**AUFGABE:**
Führen Sie den Urteilsauszug zum Schutz der Arbeitnehmer bei Zahlungsunfähigkeit des Arbeitgebers im Anschluss an seinen letzten Satz fort.

**TEXTAUSZUG:**
Entscheidungsstichwort (Thema)

Sozialpolitik. Schutz der Arbeitnehmer bei Zahlungsunfähigkeit des Arbeitgebers. Richtlinie 80/987/EWG. Änderungsrichtlinie 2002/74/EG. In einem Vergleich vereinbarte Entlassungsentschädigung. Durch die Garantieeinrichtung sichergestellte Zahlung. Zahlung, die den Erlass einer gerichtlichen Entscheidung voraussetzt

 

Beteiligte

Cordero Alonso

Anacleto Cordero Alonso

Fondo de Garantía Salarial (Fogasa)

 

Tenor

1. Wenn ein Mitgliedstaat vor dem Inkrafttreten der Richtlinie 2002/74/EG des Europäischen Parlaments und des Rates vom 23. September 2002 zur Änderung der Richtlinie 80/987/EWG in seinem innerstaatlichen Recht dem Arbeitnehmer in Bezug auf eine Abfindung bei Vertragsbeendigung einen Anspruch auf Schutz durch die Garantieeinrichtung im Fall der Zahlungsunfähigkeit des Arbeitgebers gewährt hat, so fällt die Anwendung der entsprechenden Vorschriften bei einer nach dem Inkrafttreten dieser Richtlinie eingetretenen Zahlungsunfähigkeit des Arbeitgebers in den Anwendungsbereich der Richtlinie 80/987/EWG des Rates vom 20. Oktober 1980 zur Angleichung der Rechtsvorschriften der Mitgliedstaaten über den Schutz der Arbeitnehmer bei Zahlungsunfähigkeit des Arbeitgebers in ihrer durch die Richtlinie 2002/74 geänderten Fassung.

2. Im Anwendungsbereich der Richtlinie 80/987 in ihrer durch die Richtlinie 2002/74 geänderten Fassung verlangt der allgemeine Gleichheitsgrundsatz, so wie er in der Gemeinschaftsrechtsordnung anerkannt ist, dass, wenn nach einer nationalen Regelung wie der im Ausgangsrechtsstreit in Rede stehenden gesetzliche Abfindungen wegen Beendigung des Arbeitsvertrags, die in einem Urteil zuerkannt wurden, im Fall der Zahlungsunfähigkeit des Arbeitgebers von der Garantieeinrichtung zu tragen sind, Abfindungen derselben Art, die in einer vor einem Gericht mit dessen Genehmigung geschlossenen Vereinbarung zwischen Arbeitnehmer und Arbeitgeber festgelegt wurden, in gleicher Weise zu behandeln sind.

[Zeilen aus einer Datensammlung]
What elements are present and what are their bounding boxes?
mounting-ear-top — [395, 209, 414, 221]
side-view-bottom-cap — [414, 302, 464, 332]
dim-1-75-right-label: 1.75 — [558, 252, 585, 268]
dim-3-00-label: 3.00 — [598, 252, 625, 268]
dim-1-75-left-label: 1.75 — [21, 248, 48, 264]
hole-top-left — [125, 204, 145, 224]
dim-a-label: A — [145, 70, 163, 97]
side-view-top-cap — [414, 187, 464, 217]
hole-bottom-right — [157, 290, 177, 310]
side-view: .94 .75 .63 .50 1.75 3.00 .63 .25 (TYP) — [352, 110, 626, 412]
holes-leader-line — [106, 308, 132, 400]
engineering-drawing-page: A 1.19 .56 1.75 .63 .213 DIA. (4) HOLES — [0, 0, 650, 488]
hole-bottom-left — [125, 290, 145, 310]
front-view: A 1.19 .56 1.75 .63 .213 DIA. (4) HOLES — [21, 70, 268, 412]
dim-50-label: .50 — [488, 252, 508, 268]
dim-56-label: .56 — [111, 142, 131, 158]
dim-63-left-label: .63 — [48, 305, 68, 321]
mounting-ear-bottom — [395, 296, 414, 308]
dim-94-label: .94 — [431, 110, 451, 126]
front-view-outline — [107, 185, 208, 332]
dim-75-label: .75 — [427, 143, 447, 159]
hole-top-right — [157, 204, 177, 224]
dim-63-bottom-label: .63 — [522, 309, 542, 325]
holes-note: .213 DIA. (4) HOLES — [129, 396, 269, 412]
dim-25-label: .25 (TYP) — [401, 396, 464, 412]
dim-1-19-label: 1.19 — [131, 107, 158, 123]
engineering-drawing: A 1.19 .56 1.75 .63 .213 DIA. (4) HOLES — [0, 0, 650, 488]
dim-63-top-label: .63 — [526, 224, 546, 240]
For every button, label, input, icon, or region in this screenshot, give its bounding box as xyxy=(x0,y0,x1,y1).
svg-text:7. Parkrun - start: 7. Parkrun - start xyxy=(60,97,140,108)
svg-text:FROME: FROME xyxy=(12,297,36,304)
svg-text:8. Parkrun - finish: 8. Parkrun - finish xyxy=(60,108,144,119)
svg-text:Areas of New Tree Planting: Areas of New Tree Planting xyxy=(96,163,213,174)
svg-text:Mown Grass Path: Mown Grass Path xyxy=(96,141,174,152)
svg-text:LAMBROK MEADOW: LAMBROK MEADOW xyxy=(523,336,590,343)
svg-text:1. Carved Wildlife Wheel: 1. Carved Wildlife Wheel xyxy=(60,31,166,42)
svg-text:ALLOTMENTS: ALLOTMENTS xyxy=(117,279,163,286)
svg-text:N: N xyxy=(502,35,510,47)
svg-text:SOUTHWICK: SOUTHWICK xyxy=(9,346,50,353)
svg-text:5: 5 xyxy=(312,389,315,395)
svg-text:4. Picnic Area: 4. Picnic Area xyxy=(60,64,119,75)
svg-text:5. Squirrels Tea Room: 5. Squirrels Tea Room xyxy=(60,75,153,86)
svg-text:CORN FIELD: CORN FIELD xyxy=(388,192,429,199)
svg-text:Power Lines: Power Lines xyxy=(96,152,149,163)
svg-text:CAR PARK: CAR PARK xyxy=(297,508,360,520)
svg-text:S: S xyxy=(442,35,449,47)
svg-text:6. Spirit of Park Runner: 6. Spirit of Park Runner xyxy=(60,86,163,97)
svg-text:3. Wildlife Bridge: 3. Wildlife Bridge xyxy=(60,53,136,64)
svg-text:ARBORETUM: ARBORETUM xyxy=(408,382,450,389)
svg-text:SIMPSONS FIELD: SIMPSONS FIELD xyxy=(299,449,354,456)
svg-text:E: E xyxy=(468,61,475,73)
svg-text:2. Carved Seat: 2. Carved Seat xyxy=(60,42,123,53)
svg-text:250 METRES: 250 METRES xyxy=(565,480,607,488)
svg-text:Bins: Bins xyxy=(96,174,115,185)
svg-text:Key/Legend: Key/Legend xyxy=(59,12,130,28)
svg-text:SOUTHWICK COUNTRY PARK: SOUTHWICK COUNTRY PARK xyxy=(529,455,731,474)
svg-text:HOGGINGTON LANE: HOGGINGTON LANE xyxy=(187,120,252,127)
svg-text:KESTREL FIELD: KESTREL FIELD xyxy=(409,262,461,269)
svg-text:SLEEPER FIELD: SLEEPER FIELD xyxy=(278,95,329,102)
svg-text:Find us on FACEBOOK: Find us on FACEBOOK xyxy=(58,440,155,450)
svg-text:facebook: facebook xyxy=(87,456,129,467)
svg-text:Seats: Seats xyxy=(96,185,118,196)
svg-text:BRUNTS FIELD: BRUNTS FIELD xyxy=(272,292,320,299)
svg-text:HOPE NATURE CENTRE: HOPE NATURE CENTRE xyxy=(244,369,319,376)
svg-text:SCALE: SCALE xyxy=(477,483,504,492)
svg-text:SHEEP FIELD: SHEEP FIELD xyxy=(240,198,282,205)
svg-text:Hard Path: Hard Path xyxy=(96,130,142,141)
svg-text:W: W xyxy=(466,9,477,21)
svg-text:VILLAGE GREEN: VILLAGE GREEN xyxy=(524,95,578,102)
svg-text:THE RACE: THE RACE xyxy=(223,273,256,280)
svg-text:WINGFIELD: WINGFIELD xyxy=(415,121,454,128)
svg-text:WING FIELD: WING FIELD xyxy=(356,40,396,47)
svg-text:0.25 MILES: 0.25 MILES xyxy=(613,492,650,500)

**ANTWORT:**
3. Das nationale Gericht muss eine innerstaatliche Regelung unangewendet lassen, die es unter Verstoß gegen den Gleichheitsgrundsatz, so wie er in der Gemeinschaftsrechtsordnung anerkannt ist, ausschließt, dass die zuständige Garantieeinrichtung Abfindungen wegen Vertragsbeendigung übernimmt, die in einer vor einem Gericht mit dessen Genehmigung geschlossenen Vereinbarung zwischen Arbeitnehmern und Arbeitgebern festgelegt wurden.

 

Tatbestand

In der Rechtssache

betreffend ein Vorabentscheidungsersuchen nach Artikel 234 EG, eingereicht vom Tribunal Superior de Justicia de Castilla y León (Spanien) mit Entscheidung vom 28. Januar 2005, beim Gerichtshof eingegangen am 18. Februar 2005, in dem Verfahren

Anacleto Cordero Alonso

gegen

Fondo de Garantía Salarial (Fogasa)

erlässt

DER GERICHTSHOF (Erste Kammer)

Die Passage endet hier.